Work instructions: Every entry should be repeated exactly. Omit the pictures.

+---+

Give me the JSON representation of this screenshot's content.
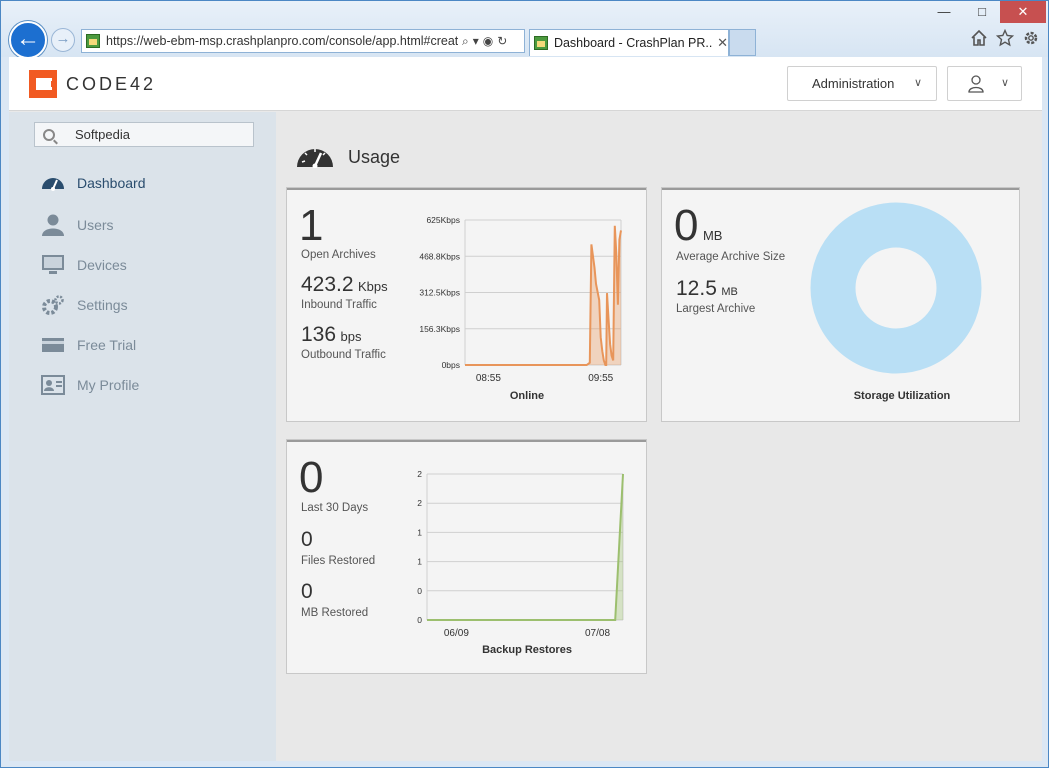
{
  "browser": {
    "address": "https://web-ebm-msp.crashplanpro.com/console/app.html#creat",
    "tab_title": "Dashboard - CrashPlan PR...",
    "tab_close": "✕",
    "window_controls": {
      "minimize": "—",
      "maximize": "□",
      "close": "✕"
    },
    "addr_icons": [
      "⌕",
      "▾",
      "🔒",
      "↻"
    ],
    "tool_icons": [
      "home-icon",
      "star-icon",
      "gear-icon"
    ]
  },
  "header": {
    "brand": "CODE42",
    "admin_label": "Administration",
    "chevron": "∨"
  },
  "sidebar": {
    "search_value": "Softpedia",
    "items": [
      {
        "label": "Dashboard",
        "icon": "dashboard-icon",
        "active": true
      },
      {
        "label": "Users",
        "icon": "user-icon",
        "active": false
      },
      {
        "label": "Devices",
        "icon": "monitor-icon",
        "active": false
      },
      {
        "label": "Settings",
        "icon": "gear-icon",
        "active": false
      },
      {
        "label": "Free Trial",
        "icon": "card-icon",
        "active": false
      },
      {
        "label": "My Profile",
        "icon": "profile-card-icon",
        "active": false
      }
    ]
  },
  "main": {
    "title": "Usage",
    "archives": {
      "open_archives_value": "1",
      "open_archives_label": "Open Archives",
      "inbound_value": "423.2",
      "inbound_unit": "Kbps",
      "inbound_label": "Inbound Traffic",
      "outbound_value": "136",
      "outbound_unit": "bps",
      "outbound_label": "Outbound Traffic"
    },
    "storage": {
      "avg_value": "0",
      "avg_unit": "MB",
      "avg_label": "Average Archive Size",
      "largest_value": "12.5",
      "largest_unit": "MB",
      "largest_label": "Largest Archive",
      "donut_color": "#b9dff5"
    },
    "restores": {
      "last30_value": "0",
      "last30_label": "Last 30 Days",
      "files_value": "0",
      "files_label": "Files Restored",
      "mb_value": "0",
      "mb_label": "MB Restored"
    }
  },
  "chart_data": [
    {
      "type": "area",
      "title": "Online",
      "y_ticks": [
        "625Kbps",
        "468.8Kbps",
        "312.5Kbps",
        "156.3Kbps",
        "0bps"
      ],
      "ylim": [
        0,
        625
      ],
      "x_ticks": [
        "08:55",
        "09:55"
      ],
      "color": "#e8955a",
      "x": [
        0,
        0.6,
        0.78,
        0.8,
        0.81,
        0.83,
        0.84,
        0.86,
        0.87,
        0.88,
        0.89,
        0.9,
        0.905,
        0.91,
        0.92,
        0.93,
        0.94,
        0.95,
        0.96,
        0.97,
        0.98,
        0.99,
        1.0
      ],
      "values": [
        0,
        0,
        0,
        10,
        520,
        420,
        350,
        280,
        120,
        60,
        20,
        0,
        0,
        310,
        200,
        90,
        40,
        20,
        600,
        480,
        260,
        540,
        580
      ]
    },
    {
      "type": "area",
      "title": "Storage Utilization",
      "subtype": "donut",
      "values": [
        1
      ],
      "color": "#b9dff5"
    },
    {
      "type": "area",
      "title": "Backup Restores",
      "y_ticks": [
        "2",
        "2",
        "1",
        "1",
        "0",
        "0"
      ],
      "ylim": [
        0,
        2
      ],
      "x_ticks": [
        "06/09",
        "07/08"
      ],
      "color": "#9cbf6e",
      "x": [
        0,
        0.93,
        0.96,
        1.0
      ],
      "values": [
        0,
        0,
        0,
        2
      ]
    }
  ]
}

+---+

Solution to this problem:
Give me the JSON representation of this screenshot's content.
{
  "browser": {
    "address": "https://web-ebm-msp.crashplanpro.com/console/app.html#creat",
    "tab_title": "Dashboard - CrashPlan PR...",
    "tab_close": "✕",
    "window_controls": {
      "minimize": "—",
      "maximize": "□",
      "close": "✕"
    },
    "addr_icons": [
      "⌕",
      "▾",
      "🔒",
      "↻"
    ],
    "tool_icons": [
      "home-icon",
      "star-icon",
      "gear-icon"
    ]
  },
  "header": {
    "brand": "CODE42",
    "admin_label": "Administration",
    "chevron": "∨"
  },
  "sidebar": {
    "search_value": "Softpedia",
    "items": [
      {
        "label": "Dashboard",
        "icon": "dashboard-icon",
        "active": true
      },
      {
        "label": "Users",
        "icon": "user-icon",
        "active": false
      },
      {
        "label": "Devices",
        "icon": "monitor-icon",
        "active": false
      },
      {
        "label": "Settings",
        "icon": "gear-icon",
        "active": false
      },
      {
        "label": "Free Trial",
        "icon": "card-icon",
        "active": false
      },
      {
        "label": "My Profile",
        "icon": "profile-card-icon",
        "active": false
      }
    ]
  },
  "main": {
    "title": "Usage",
    "archives": {
      "open_archives_value": "1",
      "open_archives_label": "Open Archives",
      "inbound_value": "423.2",
      "inbound_unit": "Kbps",
      "inbound_label": "Inbound Traffic",
      "outbound_value": "136",
      "outbound_unit": "bps",
      "outbound_label": "Outbound Traffic"
    },
    "storage": {
      "avg_value": "0",
      "avg_unit": "MB",
      "avg_label": "Average Archive Size",
      "largest_value": "12.5",
      "largest_unit": "MB",
      "largest_label": "Largest Archive",
      "donut_color": "#b9dff5"
    },
    "restores": {
      "last30_value": "0",
      "last30_label": "Last 30 Days",
      "files_value": "0",
      "files_label": "Files Restored",
      "mb_value": "0",
      "mb_label": "MB Restored"
    }
  },
  "chart_data": [
    {
      "type": "area",
      "title": "Online",
      "y_ticks": [
        "625Kbps",
        "468.8Kbps",
        "312.5Kbps",
        "156.3Kbps",
        "0bps"
      ],
      "ylim": [
        0,
        625
      ],
      "x_ticks": [
        "08:55",
        "09:55"
      ],
      "color": "#e8955a",
      "x": [
        0,
        0.6,
        0.78,
        0.8,
        0.81,
        0.83,
        0.84,
        0.86,
        0.87,
        0.88,
        0.89,
        0.9,
        0.905,
        0.91,
        0.92,
        0.93,
        0.94,
        0.95,
        0.96,
        0.97,
        0.98,
        0.99,
        1.0
      ],
      "values": [
        0,
        0,
        0,
        10,
        520,
        420,
        350,
        280,
        120,
        60,
        20,
        0,
        0,
        310,
        200,
        90,
        40,
        20,
        600,
        480,
        260,
        540,
        580
      ]
    },
    {
      "type": "area",
      "title": "Storage Utilization",
      "subtype": "donut",
      "values": [
        1
      ],
      "color": "#b9dff5"
    },
    {
      "type": "area",
      "title": "Backup Restores",
      "y_ticks": [
        "2",
        "2",
        "1",
        "1",
        "0",
        "0"
      ],
      "ylim": [
        0,
        2
      ],
      "x_ticks": [
        "06/09",
        "07/08"
      ],
      "color": "#9cbf6e",
      "x": [
        0,
        0.93,
        0.96,
        1.0
      ],
      "values": [
        0,
        0,
        0,
        2
      ]
    }
  ]
}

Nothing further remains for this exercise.